[Items from a dataset]
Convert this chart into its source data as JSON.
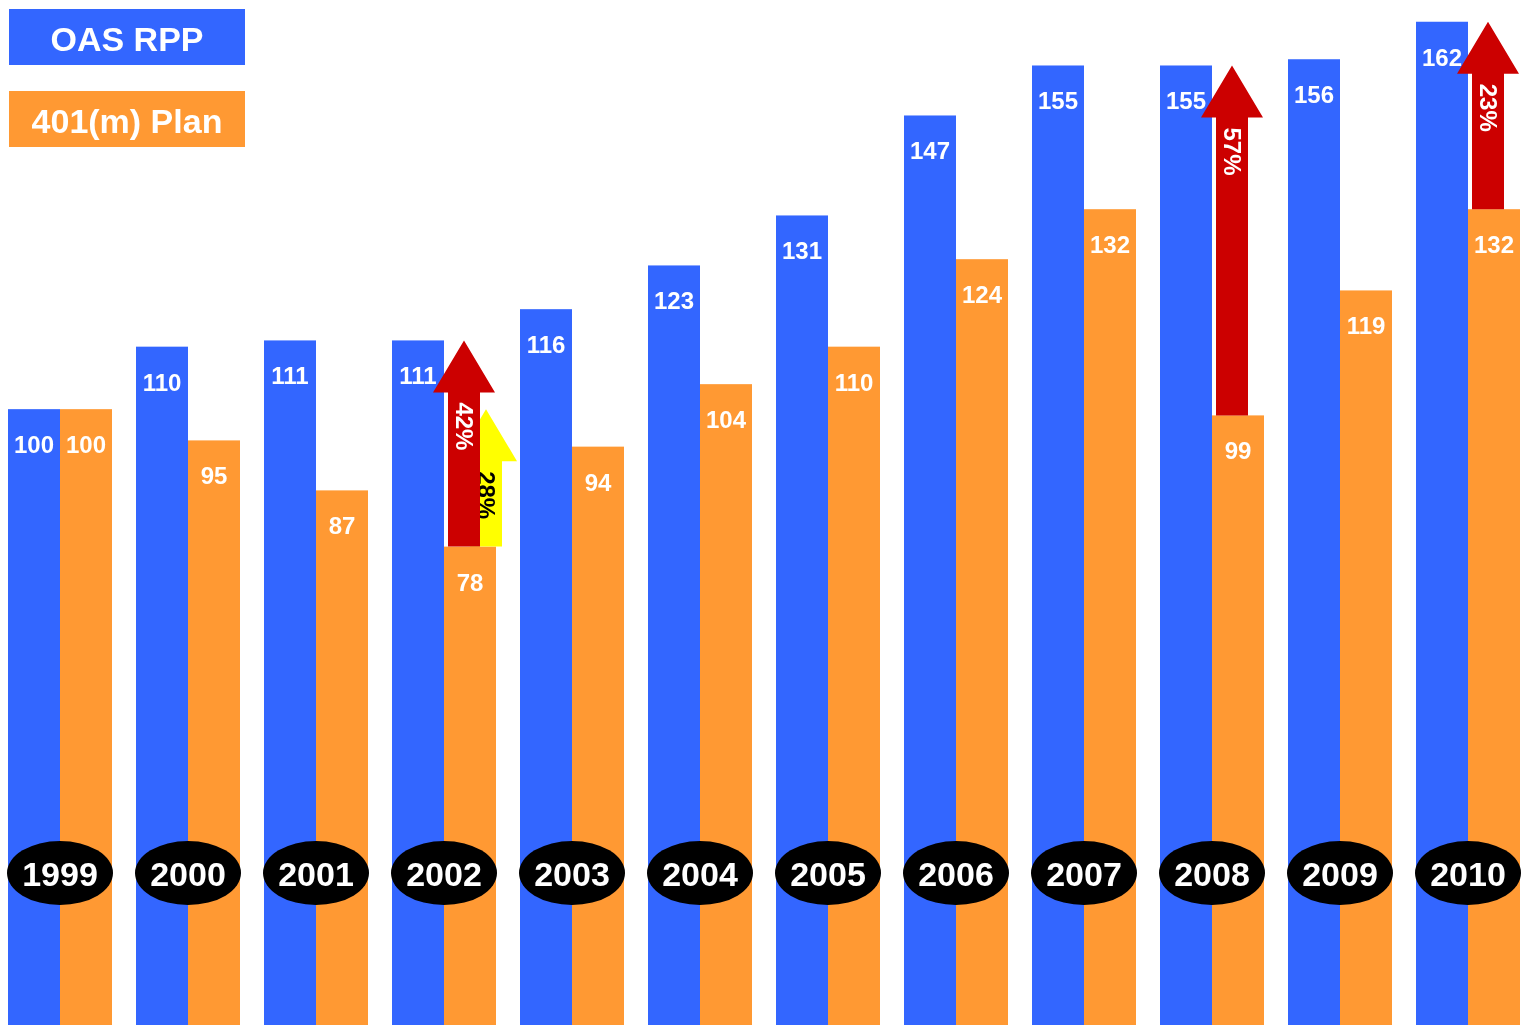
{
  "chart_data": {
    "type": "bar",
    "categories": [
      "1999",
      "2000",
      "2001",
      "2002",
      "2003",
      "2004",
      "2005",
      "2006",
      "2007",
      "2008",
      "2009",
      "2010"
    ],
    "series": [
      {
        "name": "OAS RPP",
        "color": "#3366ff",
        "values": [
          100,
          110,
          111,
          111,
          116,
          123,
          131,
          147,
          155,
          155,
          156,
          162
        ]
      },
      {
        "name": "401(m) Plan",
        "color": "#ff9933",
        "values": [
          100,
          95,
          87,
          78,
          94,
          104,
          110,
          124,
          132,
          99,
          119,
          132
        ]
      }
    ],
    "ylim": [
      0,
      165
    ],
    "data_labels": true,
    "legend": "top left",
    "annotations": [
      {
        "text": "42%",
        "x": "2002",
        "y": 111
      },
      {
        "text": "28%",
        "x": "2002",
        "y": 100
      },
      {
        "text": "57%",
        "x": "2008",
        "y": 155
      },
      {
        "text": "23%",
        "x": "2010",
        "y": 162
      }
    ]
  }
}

_Do this_: Omit the pictures. Output every record above word for word.

_Reply to the task_:
Convert this chart into its source data as JSON.
{
  "chart_data": {
    "type": "bar",
    "categories": [
      "1999",
      "2000",
      "2001",
      "2002",
      "2003",
      "2004",
      "2005",
      "2006",
      "2007",
      "2008",
      "2009",
      "2010"
    ],
    "series": [
      {
        "name": "OAS RPP",
        "color": "#3366ff",
        "values": [
          100,
          110,
          111,
          111,
          116,
          123,
          131,
          147,
          155,
          155,
          156,
          162
        ]
      },
      {
        "name": "401(m) Plan",
        "color": "#ff9933",
        "values": [
          100,
          95,
          87,
          78,
          94,
          104,
          110,
          124,
          132,
          99,
          119,
          132
        ]
      }
    ],
    "ylim": [
      0,
      165
    ],
    "data_labels": true,
    "legend": "top left",
    "annotations": [
      {
        "text": "42%",
        "x": "2002",
        "y": 111
      },
      {
        "text": "28%",
        "x": "2002",
        "y": 100
      },
      {
        "text": "57%",
        "x": "2008",
        "y": 155
      },
      {
        "text": "23%",
        "x": "2010",
        "y": 162
      }
    ]
  }
}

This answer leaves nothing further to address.